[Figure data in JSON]
_____
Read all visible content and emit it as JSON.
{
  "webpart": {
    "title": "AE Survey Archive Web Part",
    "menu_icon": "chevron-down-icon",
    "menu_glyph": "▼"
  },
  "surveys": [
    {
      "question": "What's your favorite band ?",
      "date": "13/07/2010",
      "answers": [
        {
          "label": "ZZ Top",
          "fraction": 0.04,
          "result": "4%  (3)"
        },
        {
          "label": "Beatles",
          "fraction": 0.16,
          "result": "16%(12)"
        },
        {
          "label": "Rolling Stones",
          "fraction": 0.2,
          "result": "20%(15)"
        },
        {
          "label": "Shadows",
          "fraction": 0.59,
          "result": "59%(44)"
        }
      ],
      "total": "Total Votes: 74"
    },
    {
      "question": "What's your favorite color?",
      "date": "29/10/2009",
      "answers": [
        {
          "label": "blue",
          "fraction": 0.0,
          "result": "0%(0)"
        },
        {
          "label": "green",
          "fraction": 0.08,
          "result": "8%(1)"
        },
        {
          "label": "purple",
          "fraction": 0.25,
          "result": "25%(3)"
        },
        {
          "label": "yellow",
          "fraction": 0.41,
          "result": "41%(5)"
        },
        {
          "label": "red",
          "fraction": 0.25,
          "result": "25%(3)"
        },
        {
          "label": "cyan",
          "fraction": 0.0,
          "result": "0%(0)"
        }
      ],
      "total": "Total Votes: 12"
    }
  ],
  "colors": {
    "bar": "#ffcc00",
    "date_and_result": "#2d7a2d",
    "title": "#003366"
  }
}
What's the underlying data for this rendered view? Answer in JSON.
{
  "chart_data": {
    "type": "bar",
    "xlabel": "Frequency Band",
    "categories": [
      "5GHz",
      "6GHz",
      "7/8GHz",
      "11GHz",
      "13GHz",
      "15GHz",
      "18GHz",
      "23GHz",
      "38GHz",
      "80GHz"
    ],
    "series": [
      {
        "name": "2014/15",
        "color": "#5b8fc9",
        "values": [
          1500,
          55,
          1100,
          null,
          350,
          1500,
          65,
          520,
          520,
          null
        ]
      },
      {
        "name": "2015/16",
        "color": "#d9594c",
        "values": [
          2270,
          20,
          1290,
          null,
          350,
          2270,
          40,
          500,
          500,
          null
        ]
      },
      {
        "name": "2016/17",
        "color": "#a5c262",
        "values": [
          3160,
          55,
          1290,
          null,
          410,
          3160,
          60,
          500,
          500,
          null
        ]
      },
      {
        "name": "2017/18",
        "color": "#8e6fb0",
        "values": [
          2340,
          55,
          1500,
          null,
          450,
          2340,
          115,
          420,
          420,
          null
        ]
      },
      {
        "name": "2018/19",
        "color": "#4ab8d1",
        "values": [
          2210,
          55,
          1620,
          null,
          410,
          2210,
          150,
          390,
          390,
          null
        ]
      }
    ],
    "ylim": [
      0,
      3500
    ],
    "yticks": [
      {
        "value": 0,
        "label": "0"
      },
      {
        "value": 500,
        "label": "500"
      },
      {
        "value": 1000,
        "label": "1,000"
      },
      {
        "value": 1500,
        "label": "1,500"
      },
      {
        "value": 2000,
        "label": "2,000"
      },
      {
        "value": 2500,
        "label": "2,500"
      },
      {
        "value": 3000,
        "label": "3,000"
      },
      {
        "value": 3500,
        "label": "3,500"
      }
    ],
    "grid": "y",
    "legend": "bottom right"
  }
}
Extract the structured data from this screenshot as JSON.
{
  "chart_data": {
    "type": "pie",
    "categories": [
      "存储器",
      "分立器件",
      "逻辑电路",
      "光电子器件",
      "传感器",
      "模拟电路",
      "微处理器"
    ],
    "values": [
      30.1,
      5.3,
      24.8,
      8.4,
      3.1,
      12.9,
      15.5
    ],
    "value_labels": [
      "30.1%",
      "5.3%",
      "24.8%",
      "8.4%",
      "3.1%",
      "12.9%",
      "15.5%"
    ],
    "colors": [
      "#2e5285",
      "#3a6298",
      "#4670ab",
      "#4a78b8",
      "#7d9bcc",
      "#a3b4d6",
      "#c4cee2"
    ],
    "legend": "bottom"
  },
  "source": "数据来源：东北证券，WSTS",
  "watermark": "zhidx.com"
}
_____
- **What the exercise asks**
Repeat every record exactly as written, please.

- **Answer in full**
Read all visible content and emit it as JSON.
{
  "webpart": {
    "title": "AE Survey Archive Web Part",
    "menu_icon": "chevron-down-icon",
    "menu_glyph": "▼"
  },
  "surveys": [
    {
      "question": "What's your favorite band ?",
      "date": "13/07/2010",
      "answers": [
        {
          "label": "ZZ Top",
          "fraction": 0.04,
          "result": "4%  (3)"
        },
        {
          "label": "Beatles",
          "fraction": 0.16,
          "result": "16%(12)"
        },
        {
          "label": "Rolling Stones",
          "fraction": 0.2,
          "result": "20%(15)"
        },
        {
          "label": "Shadows",
          "fraction": 0.59,
          "result": "59%(44)"
        }
      ],
      "total": "Total Votes: 74"
    },
    {
      "question": "What's your favorite color?",
      "date": "29/10/2009",
      "answers": [
        {
          "label": "blue",
          "fraction": 0.0,
          "result": "0%(0)"
        },
        {
          "label": "green",
          "fraction": 0.08,
          "result": "8%(1)"
        },
        {
          "label": "purple",
          "fraction": 0.25,
          "result": "25%(3)"
        },
        {
          "label": "yellow",
          "fraction": 0.41,
          "result": "41%(5)"
        },
        {
          "label": "red",
          "fraction": 0.25,
          "result": "25%(3)"
        },
        {
          "label": "cyan",
          "fraction": 0.0,
          "result": "0%(0)"
        }
      ],
      "total": "Total Votes: 12"
    }
  ],
  "colors": {
    "bar": "#ffcc00",
    "date_and_result": "#2d7a2d",
    "title": "#003366"
  }
}
What's the underlying data for this rendered view? Answer in JSON.
{
  "chart_data": {
    "type": "bar",
    "xlabel": "Frequency Band",
    "categories": [
      "5GHz",
      "6GHz",
      "7/8GHz",
      "11GHz",
      "13GHz",
      "15GHz",
      "18GHz",
      "23GHz",
      "38GHz",
      "80GHz"
    ],
    "series": [
      {
        "name": "2014/15",
        "color": "#5b8fc9",
        "values": [
          1500,
          55,
          1100,
          null,
          350,
          1500,
          65,
          520,
          520,
          null
        ]
      },
      {
        "name": "2015/16",
        "color": "#d9594c",
        "values": [
          2270,
          20,
          1290,
          null,
          350,
          2270,
          40,
          500,
          500,
          null
        ]
      },
      {
        "name": "2016/17",
        "color": "#a5c262",
        "values": [
          3160,
          55,
          1290,
          null,
          410,
          3160,
          60,
          500,
          500,
          null
        ]
      },
      {
        "name": "2017/18",
        "color": "#8e6fb0",
        "values": [
          2340,
          55,
          1500,
          null,
          450,
          2340,
          115,
          420,
          420,
          null
        ]
      },
      {
        "name": "2018/19",
        "color": "#4ab8d1",
        "values": [
          2210,
          55,
          1620,
          null,
          410,
          2210,
          150,
          390,
          390,
          null
        ]
      }
    ],
    "ylim": [
      0,
      3500
    ],
    "yticks": [
      {
        "value": 0,
        "label": "0"
      },
      {
        "value": 500,
        "label": "500"
      },
      {
        "value": 1000,
        "label": "1,000"
      },
      {
        "value": 1500,
        "label": "1,500"
      },
      {
        "value": 2000,
        "label": "2,000"
      },
      {
        "value": 2500,
        "label": "2,500"
      },
      {
        "value": 3000,
        "label": "3,000"
      },
      {
        "value": 3500,
        "label": "3,500"
      }
    ],
    "grid": "y",
    "legend": "bottom right"
  }
}
Extract the structured data from this screenshot as JSON.
{
  "chart_data": {
    "type": "pie",
    "categories": [
      "存储器",
      "分立器件",
      "逻辑电路",
      "光电子器件",
      "传感器",
      "模拟电路",
      "微处理器"
    ],
    "values": [
      30.1,
      5.3,
      24.8,
      8.4,
      3.1,
      12.9,
      15.5
    ],
    "value_labels": [
      "30.1%",
      "5.3%",
      "24.8%",
      "8.4%",
      "3.1%",
      "12.9%",
      "15.5%"
    ],
    "colors": [
      "#2e5285",
      "#3a6298",
      "#4670ab",
      "#4a78b8",
      "#7d9bcc",
      "#a3b4d6",
      "#c4cee2"
    ],
    "legend": "bottom"
  },
  "source": "数据来源：东北证券，WSTS",
  "watermark": "zhidx.com"
}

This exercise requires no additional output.